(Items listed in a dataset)
* Start *

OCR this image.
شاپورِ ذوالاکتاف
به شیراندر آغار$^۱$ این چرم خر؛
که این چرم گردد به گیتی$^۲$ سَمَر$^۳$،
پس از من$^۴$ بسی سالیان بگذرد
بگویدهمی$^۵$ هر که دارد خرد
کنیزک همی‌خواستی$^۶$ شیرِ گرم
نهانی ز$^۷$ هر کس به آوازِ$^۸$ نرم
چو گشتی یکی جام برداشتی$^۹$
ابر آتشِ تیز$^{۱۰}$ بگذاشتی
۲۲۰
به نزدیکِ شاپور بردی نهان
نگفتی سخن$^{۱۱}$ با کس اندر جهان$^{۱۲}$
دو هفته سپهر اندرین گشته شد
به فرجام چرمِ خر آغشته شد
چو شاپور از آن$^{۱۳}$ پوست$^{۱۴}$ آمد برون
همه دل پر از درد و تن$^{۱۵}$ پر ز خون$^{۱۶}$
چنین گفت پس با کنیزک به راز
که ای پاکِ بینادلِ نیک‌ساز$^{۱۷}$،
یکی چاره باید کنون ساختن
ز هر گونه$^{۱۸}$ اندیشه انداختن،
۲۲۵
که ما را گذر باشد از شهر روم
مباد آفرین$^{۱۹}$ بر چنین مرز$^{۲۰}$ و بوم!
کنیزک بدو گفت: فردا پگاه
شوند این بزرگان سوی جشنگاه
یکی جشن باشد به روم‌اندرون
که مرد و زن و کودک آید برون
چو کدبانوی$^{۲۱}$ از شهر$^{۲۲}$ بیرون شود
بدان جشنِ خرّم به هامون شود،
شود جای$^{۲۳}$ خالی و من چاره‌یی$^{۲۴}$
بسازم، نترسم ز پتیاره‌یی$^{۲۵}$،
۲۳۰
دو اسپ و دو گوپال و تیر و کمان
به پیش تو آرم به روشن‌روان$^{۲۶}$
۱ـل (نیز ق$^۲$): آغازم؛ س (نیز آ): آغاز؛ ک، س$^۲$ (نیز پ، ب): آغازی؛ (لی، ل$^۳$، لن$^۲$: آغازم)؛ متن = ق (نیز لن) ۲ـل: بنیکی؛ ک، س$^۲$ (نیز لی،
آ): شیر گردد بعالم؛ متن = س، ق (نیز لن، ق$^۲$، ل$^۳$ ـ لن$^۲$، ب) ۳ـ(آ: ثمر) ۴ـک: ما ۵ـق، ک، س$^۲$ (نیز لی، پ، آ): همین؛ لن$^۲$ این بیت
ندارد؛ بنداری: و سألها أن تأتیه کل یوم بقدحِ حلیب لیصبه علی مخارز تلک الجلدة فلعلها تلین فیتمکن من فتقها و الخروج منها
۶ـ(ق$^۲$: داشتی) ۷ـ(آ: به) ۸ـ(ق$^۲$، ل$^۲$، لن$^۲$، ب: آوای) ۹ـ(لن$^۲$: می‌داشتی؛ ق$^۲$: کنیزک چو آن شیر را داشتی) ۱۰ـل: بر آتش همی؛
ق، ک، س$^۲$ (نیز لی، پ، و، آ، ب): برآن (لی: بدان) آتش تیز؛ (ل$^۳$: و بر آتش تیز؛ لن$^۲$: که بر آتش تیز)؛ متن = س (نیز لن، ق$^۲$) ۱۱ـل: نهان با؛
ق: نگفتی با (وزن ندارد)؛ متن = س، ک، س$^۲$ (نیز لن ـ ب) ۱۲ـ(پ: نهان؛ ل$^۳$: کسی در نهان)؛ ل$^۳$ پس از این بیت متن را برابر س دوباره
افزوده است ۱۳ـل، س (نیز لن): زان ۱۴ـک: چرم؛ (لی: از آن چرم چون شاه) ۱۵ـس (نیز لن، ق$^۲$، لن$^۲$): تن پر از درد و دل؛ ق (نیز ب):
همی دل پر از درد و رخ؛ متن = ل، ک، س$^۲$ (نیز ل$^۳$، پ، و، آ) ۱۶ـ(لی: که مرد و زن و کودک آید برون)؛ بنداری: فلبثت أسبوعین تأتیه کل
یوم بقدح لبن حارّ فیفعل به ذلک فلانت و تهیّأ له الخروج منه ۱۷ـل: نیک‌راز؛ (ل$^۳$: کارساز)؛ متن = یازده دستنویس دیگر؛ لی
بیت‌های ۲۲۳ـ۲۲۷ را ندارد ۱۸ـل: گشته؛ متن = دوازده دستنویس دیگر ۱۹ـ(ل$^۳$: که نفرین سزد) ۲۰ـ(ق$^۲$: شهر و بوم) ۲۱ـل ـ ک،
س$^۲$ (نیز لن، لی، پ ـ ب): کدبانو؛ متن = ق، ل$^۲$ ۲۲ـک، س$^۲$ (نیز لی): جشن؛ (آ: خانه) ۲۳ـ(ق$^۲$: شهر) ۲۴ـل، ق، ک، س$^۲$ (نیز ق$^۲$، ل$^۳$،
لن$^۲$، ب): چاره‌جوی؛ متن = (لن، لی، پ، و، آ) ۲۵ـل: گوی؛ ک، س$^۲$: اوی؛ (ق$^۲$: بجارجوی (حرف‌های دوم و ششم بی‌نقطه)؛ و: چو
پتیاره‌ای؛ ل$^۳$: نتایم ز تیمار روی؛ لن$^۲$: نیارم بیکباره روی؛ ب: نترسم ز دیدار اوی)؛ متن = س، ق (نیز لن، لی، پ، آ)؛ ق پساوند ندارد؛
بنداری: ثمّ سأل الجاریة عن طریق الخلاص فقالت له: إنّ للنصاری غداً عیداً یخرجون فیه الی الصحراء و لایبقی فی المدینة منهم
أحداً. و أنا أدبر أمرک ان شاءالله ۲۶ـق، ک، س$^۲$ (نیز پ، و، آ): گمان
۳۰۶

* End *

◆ **YOUR INSTRUCTIONS**
Look through the data above. Copy every line with the string "بقدح" in it.

◆ **SOLUTION FOR THIS TASK**
ندارد؛ بنداری: و سألها أن تأتیه کل یوم بقدحِ حلیب لیصبه علی مخارز تلک الجلدة فلعلها تلین فیتمکن من فتقها و الخروج منها
یوم بقدح لبن حارّ فیفعل به ذلک فلانت و تهیّأ له الخروج منه ۱۷ـل: نیک‌راز؛ (ل$^۳$: کارساز)؛ متن = یازده دستنویس دیگر؛ لی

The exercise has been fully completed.